### PROBLEM STATEMENT
Return a copy of every line in the records that includes the word "this".

-------

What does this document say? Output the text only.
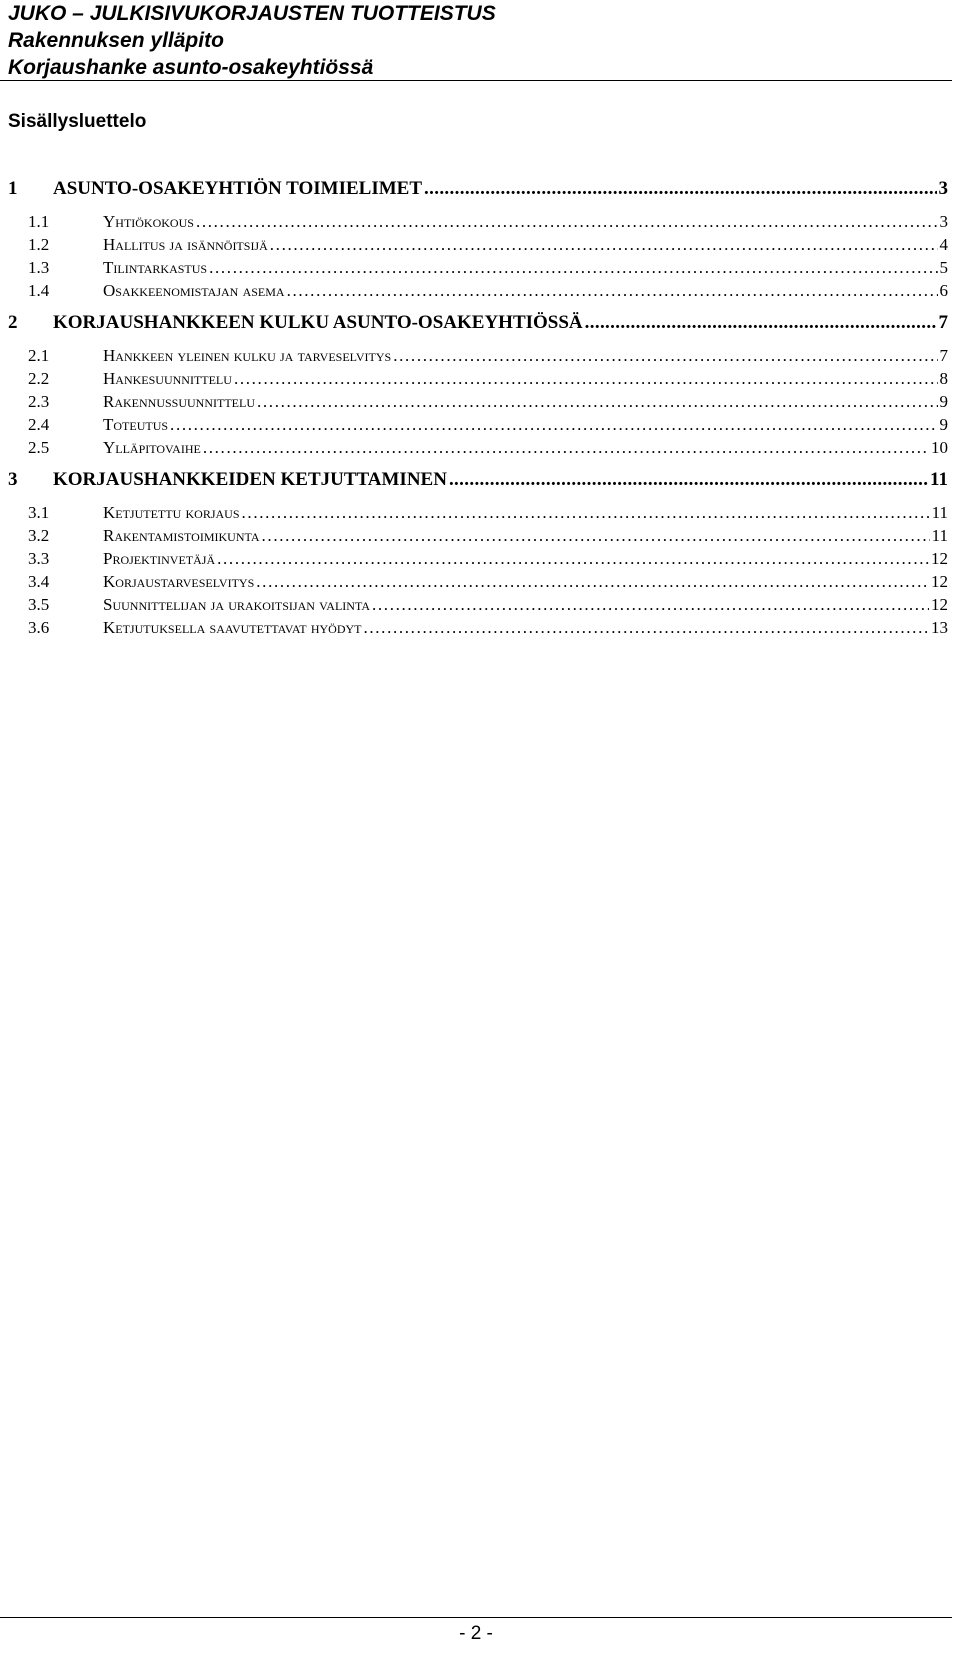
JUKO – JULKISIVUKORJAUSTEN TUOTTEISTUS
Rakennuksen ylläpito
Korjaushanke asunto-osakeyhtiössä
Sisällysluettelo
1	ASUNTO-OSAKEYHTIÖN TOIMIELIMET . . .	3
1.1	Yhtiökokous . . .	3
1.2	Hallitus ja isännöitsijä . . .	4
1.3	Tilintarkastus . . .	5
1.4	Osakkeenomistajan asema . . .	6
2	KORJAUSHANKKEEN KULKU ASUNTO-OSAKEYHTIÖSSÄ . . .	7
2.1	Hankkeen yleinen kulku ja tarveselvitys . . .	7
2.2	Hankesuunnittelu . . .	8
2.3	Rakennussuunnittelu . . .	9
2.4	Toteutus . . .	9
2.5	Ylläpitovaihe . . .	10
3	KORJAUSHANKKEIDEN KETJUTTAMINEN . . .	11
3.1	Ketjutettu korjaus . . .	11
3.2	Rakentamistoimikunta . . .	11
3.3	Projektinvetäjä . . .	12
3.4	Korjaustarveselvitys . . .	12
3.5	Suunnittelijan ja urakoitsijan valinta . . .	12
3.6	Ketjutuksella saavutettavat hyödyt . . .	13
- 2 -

-------

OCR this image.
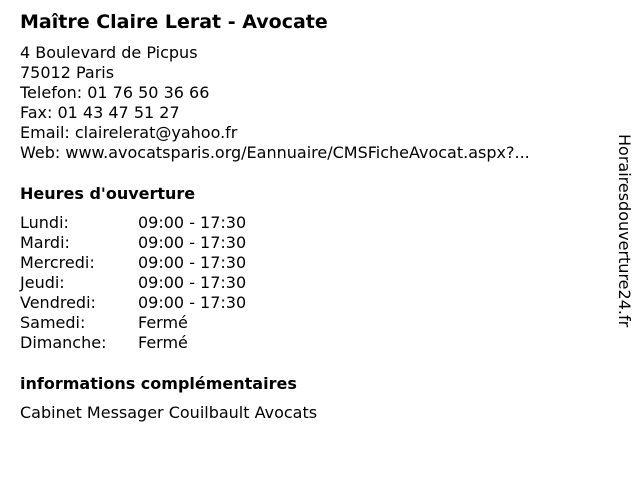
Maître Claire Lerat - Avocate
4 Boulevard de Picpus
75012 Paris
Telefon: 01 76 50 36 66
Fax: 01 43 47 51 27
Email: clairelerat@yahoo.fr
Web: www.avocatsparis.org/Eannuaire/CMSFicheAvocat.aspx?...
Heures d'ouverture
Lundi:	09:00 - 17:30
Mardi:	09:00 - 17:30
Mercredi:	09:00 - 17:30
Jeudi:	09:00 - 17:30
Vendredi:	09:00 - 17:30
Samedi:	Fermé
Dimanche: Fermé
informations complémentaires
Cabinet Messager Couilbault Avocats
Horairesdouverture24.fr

-------

### TASK OUTPUT
What does this document say? Output the text only.
OCR this image.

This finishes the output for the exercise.